Aim of the exercise: Gather up the lines with the word "need" in them.

Records provided:
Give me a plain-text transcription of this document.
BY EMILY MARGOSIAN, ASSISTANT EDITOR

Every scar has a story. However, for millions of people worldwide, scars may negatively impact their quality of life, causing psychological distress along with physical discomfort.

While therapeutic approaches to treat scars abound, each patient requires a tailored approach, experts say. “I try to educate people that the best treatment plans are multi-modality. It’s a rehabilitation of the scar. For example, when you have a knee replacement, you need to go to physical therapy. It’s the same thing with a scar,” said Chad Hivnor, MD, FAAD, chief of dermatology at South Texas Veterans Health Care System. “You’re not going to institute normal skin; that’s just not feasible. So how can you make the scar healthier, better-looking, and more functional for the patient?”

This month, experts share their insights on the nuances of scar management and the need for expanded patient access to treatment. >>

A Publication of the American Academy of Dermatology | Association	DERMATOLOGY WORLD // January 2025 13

---

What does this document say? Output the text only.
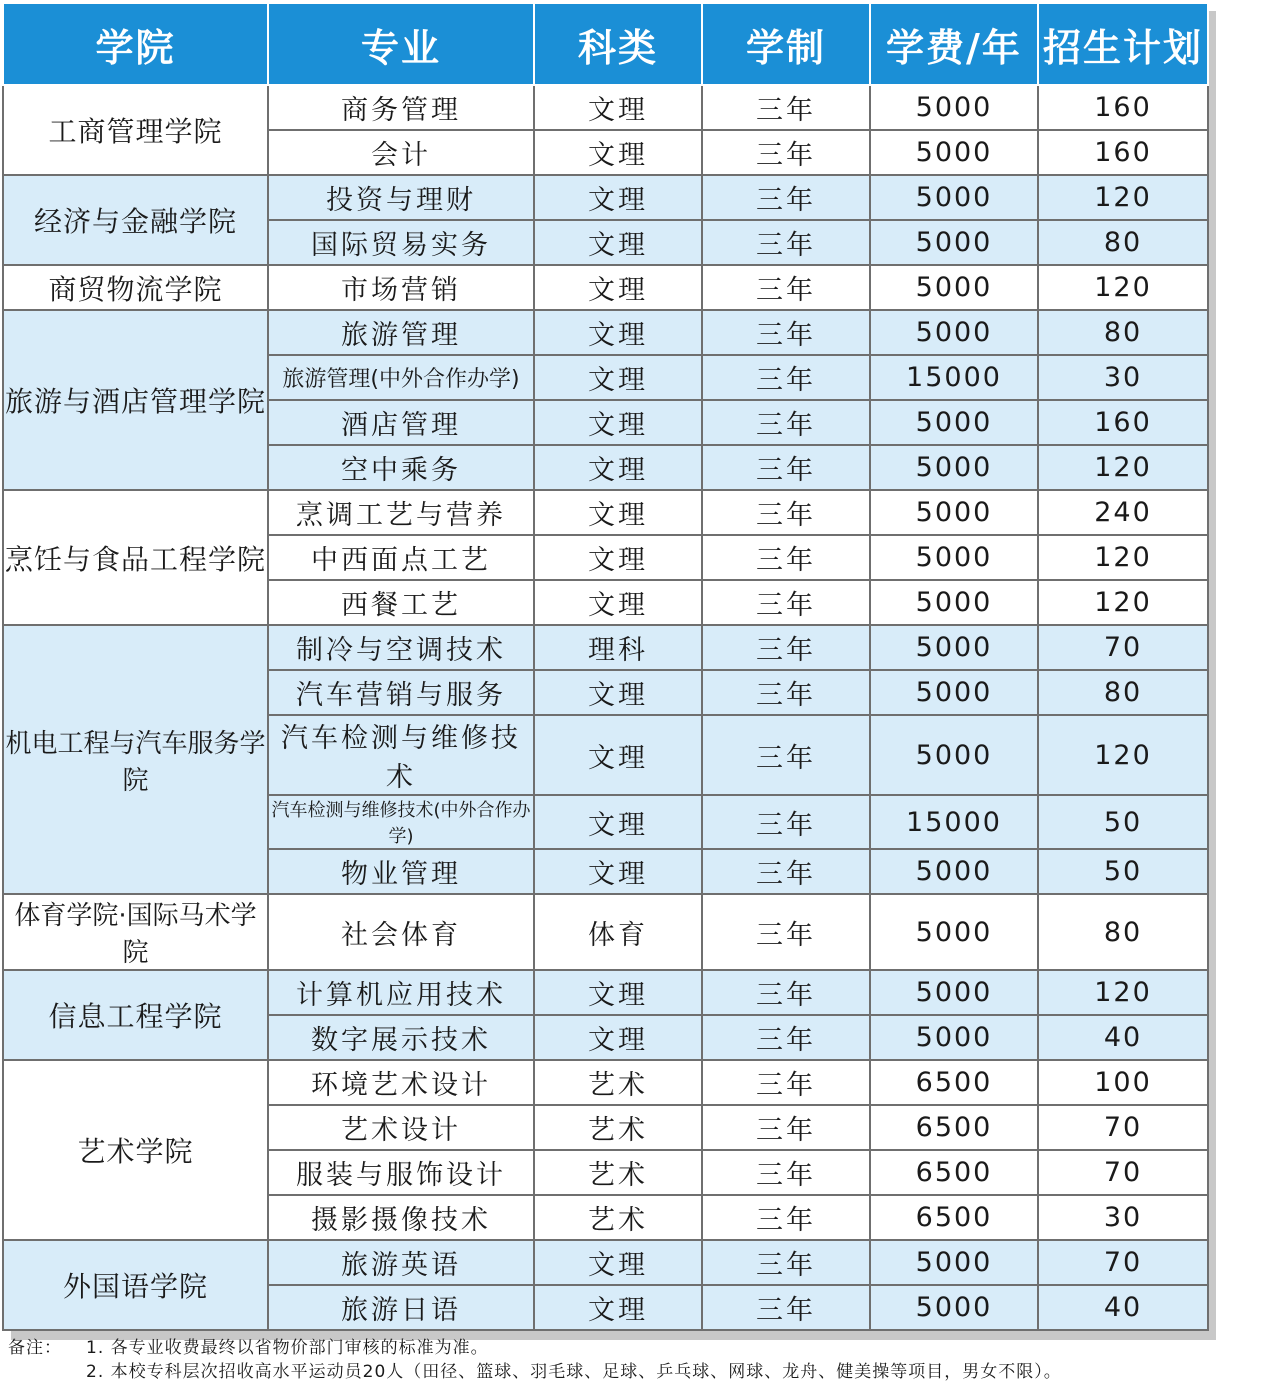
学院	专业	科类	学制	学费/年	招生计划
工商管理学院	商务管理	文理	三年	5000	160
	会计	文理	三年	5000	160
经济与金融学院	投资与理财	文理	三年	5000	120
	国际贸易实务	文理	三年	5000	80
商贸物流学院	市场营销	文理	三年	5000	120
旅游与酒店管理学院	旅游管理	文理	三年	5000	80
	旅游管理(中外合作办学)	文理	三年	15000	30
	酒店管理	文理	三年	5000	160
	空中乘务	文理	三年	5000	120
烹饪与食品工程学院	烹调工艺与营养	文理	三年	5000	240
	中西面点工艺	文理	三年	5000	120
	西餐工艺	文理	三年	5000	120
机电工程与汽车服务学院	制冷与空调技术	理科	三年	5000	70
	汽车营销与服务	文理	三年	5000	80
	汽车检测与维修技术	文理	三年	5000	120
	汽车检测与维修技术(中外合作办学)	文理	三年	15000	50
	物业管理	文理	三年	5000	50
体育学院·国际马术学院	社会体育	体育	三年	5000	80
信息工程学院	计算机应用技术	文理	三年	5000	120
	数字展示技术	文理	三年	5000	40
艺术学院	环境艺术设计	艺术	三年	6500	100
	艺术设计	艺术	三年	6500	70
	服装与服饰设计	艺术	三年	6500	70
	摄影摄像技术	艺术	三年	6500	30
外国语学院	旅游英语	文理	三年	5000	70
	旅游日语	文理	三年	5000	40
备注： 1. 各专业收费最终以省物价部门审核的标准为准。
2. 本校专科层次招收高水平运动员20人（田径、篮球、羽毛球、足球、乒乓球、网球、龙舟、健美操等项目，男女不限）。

Answer to the problem:
While therapeutic approaches to treat scars abound, each patient requires a tailored approach, experts say. “I try to educate people that the best treatment plans are multi-modality. It’s a rehabilitation of the scar. For example, when you have a knee replacement, you need to go to physical therapy. It’s the same thing with a scar,” said Chad Hivnor, MD, FAAD, chief of dermatology at South Texas Veterans Health Care System. “You’re not going to institute normal skin; that’s just not feasible. So how can you make the scar healthier, better-looking, and more functional for the patient?”
This month, experts share their insights on the nuances of scar management and the need for expanded patient access to treatment. >>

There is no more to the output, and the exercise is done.